--- start DATASET CONTENT ---
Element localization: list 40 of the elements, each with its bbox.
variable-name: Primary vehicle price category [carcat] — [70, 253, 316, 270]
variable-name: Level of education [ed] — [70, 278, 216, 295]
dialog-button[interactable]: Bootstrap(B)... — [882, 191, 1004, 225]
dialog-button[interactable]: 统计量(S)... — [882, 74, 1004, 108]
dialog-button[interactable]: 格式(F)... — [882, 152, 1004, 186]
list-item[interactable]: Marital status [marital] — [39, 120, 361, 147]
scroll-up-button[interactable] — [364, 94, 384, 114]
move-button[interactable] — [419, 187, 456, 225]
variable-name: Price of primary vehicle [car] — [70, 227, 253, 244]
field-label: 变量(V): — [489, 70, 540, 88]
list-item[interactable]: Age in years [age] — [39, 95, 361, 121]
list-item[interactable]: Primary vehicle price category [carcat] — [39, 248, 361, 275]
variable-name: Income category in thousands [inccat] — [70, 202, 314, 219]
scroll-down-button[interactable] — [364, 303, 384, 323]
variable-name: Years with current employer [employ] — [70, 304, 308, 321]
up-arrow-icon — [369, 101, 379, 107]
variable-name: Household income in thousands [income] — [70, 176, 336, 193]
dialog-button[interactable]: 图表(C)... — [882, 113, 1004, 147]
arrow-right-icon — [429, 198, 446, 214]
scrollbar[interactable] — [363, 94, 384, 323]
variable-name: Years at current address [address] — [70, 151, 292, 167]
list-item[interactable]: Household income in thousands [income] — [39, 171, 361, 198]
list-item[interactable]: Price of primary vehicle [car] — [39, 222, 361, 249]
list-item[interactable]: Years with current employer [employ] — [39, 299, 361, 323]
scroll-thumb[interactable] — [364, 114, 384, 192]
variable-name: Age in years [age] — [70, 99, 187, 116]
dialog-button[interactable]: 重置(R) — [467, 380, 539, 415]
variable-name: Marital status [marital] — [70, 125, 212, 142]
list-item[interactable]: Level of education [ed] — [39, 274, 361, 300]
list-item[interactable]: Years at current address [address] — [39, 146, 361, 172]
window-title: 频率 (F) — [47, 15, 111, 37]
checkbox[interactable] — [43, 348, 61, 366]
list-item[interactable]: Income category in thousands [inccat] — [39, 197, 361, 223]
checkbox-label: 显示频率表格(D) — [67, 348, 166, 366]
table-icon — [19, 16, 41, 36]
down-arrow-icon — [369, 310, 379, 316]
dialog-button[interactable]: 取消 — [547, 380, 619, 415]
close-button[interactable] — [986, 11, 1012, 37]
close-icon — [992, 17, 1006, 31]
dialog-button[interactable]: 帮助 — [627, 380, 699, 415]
--- end DATASET CONTENT ---
TASK STATEMENT: Reproduce the records above word for word, line by line, changing nothing.

EXERCISE RESPONSE:
Element localization: list 40 of the elements, each with its bbox.
variable-name: Primary vehicle price category [carcat] — [70, 253, 316, 270]
variable-name: Level of education [ed] — [70, 278, 216, 295]
dialog-button[interactable]: Bootstrap(B)... — [882, 191, 1004, 225]
dialog-button[interactable]: 统计量(S)... — [882, 74, 1004, 108]
dialog-button[interactable]: 格式(F)... — [882, 152, 1004, 186]
list-item[interactable]: Marital status [marital] — [39, 120, 361, 147]
scroll-up-button[interactable] — [364, 94, 384, 114]
move-button[interactable] — [419, 187, 456, 225]
variable-name: Price of primary vehicle [car] — [70, 227, 253, 244]
field-label: 变量(V): — [489, 70, 540, 88]
list-item[interactable]: Age in years [age] — [39, 95, 361, 121]
list-item[interactable]: Primary vehicle price category [carcat] — [39, 248, 361, 275]
variable-name: Income category in thousands [inccat] — [70, 202, 314, 219]
scroll-down-button[interactable] — [364, 303, 384, 323]
variable-name: Years with current employer [employ] — [70, 304, 308, 321]
up-arrow-icon — [369, 101, 379, 107]
variable-name: Household income in thousands [income] — [70, 176, 336, 193]
dialog-button[interactable]: 图表(C)... — [882, 113, 1004, 147]
arrow-right-icon — [429, 198, 446, 214]
scrollbar[interactable] — [363, 94, 384, 323]
variable-name: Years at current address [address] — [70, 151, 292, 167]
list-item[interactable]: Household income in thousands [income] — [39, 171, 361, 198]
list-item[interactable]: Price of primary vehicle [car] — [39, 222, 361, 249]
list-item[interactable]: Years with current employer [employ] — [39, 299, 361, 323]
scroll-thumb[interactable] — [364, 114, 384, 192]
variable-name: Age in years [age] — [70, 99, 187, 116]
dialog-button[interactable]: 重置(R) — [467, 380, 539, 415]
variable-name: Marital status [marital] — [70, 125, 212, 142]
list-item[interactable]: Level of education [ed] — [39, 274, 361, 300]
list-item[interactable]: Years at current address [address] — [39, 146, 361, 172]
window-title: 频率 (F) — [47, 15, 111, 37]
checkbox[interactable] — [43, 348, 61, 366]
list-item[interactable]: Income category in thousands [inccat] — [39, 197, 361, 223]
checkbox-label: 显示频率表格(D) — [67, 348, 166, 366]
table-icon — [19, 16, 41, 36]
down-arrow-icon — [369, 310, 379, 316]
dialog-button[interactable]: 取消 — [547, 380, 619, 415]
close-button[interactable] — [986, 11, 1012, 37]
close-icon — [992, 17, 1006, 31]
dialog-button[interactable]: 帮助 — [627, 380, 699, 415]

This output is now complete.